→ **What the task requires**
Your task is to print all of the data word for word.

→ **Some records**
§ §
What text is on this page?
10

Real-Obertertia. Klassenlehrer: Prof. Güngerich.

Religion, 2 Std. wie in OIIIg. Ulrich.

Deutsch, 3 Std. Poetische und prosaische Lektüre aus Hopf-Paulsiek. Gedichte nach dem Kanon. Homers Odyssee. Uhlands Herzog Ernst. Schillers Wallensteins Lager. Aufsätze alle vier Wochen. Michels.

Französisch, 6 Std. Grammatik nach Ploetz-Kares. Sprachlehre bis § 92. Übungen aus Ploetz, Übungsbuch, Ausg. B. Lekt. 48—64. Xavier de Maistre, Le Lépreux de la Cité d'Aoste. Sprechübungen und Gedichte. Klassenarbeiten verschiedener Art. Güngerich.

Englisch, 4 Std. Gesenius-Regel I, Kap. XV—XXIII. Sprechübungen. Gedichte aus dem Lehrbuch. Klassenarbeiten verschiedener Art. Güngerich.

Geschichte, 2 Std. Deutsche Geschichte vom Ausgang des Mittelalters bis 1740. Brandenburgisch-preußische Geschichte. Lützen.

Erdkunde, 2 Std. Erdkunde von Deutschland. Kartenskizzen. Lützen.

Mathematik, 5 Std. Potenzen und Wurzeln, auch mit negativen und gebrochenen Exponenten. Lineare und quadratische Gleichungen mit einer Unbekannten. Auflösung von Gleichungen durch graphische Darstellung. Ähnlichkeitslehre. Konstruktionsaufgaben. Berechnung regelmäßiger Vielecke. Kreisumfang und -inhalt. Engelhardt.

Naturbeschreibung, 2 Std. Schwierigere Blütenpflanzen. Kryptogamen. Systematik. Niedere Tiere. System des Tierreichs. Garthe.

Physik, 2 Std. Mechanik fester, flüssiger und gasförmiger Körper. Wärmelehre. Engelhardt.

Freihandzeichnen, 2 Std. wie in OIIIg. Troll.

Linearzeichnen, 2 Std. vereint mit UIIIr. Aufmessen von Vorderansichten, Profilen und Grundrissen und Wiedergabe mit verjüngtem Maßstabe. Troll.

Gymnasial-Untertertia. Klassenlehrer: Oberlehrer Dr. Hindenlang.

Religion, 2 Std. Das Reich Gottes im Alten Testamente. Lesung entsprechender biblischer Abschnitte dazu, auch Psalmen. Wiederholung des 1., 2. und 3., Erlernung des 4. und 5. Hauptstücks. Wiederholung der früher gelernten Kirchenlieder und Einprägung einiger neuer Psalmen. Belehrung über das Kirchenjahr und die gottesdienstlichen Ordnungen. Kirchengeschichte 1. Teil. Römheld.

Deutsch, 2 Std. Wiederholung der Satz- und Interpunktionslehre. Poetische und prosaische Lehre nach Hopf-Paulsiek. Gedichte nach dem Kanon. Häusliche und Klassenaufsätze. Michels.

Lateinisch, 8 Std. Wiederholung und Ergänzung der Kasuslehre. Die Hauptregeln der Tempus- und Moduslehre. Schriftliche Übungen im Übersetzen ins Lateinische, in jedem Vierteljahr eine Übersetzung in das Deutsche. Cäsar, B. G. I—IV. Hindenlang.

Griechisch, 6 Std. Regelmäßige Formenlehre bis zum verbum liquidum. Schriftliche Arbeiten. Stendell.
§ §
→ **Answer to the task**
What text is on this page?
10

Real-Obertertia. Klassenlehrer: Prof. Güngerich.

Religion, 2 Std. wie in OIIIg. Ulrich.

Deutsch, 3 Std. Poetische und prosaische Lektüre aus Hopf-Paulsiek. Gedichte nach dem Kanon. Homers Odyssee. Uhlands Herzog Ernst. Schillers Wallensteins Lager. Aufsätze alle vier Wochen. Michels.

Französisch, 6 Std. Grammatik nach Ploetz-Kares. Sprachlehre bis § 92. Übungen aus Ploetz, Übungsbuch, Ausg. B. Lekt. 48—64. Xavier de Maistre, Le Lépreux de la Cité d'Aoste. Sprechübungen und Gedichte. Klassenarbeiten verschiedener Art. Güngerich.

Englisch, 4 Std. Gesenius-Regel I, Kap. XV—XXIII. Sprechübungen. Gedichte aus dem Lehrbuch. Klassenarbeiten verschiedener Art. Güngerich.

Geschichte, 2 Std. Deutsche Geschichte vom Ausgang des Mittelalters bis 1740. Brandenburgisch-preußische Geschichte. Lützen.

Erdkunde, 2 Std. Erdkunde von Deutschland. Kartenskizzen. Lützen.

Mathematik, 5 Std. Potenzen und Wurzeln, auch mit negativen und gebrochenen Exponenten. Lineare und quadratische Gleichungen mit einer Unbekannten. Auflösung von Gleichungen durch graphische Darstellung. Ähnlichkeitslehre. Konstruktionsaufgaben. Berechnung regelmäßiger Vielecke. Kreisumfang und -inhalt. Engelhardt.

Naturbeschreibung, 2 Std. Schwierigere Blütenpflanzen. Kryptogamen. Systematik. Niedere Tiere. System des Tierreichs. Garthe.

Physik, 2 Std. Mechanik fester, flüssiger und gasförmiger Körper. Wärmelehre. Engelhardt.

Freihandzeichnen, 2 Std. wie in OIIIg. Troll.

Linearzeichnen, 2 Std. vereint mit UIIIr. Aufmessen von Vorderansichten, Profilen und Grundrissen und Wiedergabe mit verjüngtem Maßstabe. Troll.

Gymnasial-Untertertia. Klassenlehrer: Oberlehrer Dr. Hindenlang.

Religion, 2 Std. Das Reich Gottes im Alten Testamente. Lesung entsprechender biblischer Abschnitte dazu, auch Psalmen. Wiederholung des 1., 2. und 3., Erlernung des 4. und 5. Hauptstücks. Wiederholung der früher gelernten Kirchenlieder und Einprägung einiger neuer Psalmen. Belehrung über das Kirchenjahr und die gottesdienstlichen Ordnungen. Kirchengeschichte 1. Teil. Römheld.

Deutsch, 2 Std. Wiederholung der Satz- und Interpunktionslehre. Poetische und prosaische Lehre nach Hopf-Paulsiek. Gedichte nach dem Kanon. Häusliche und Klassenaufsätze. Michels.

Lateinisch, 8 Std. Wiederholung und Ergänzung der Kasuslehre. Die Hauptregeln der Tempus- und Moduslehre. Schriftliche Übungen im Übersetzen ins Lateinische, in jedem Vierteljahr eine Übersetzung in das Deutsche. Cäsar, B. G. I—IV. Hindenlang.

Griechisch, 6 Std. Regelmäßige Formenlehre bis zum verbum liquidum. Schriftliche Arbeiten. Stendell.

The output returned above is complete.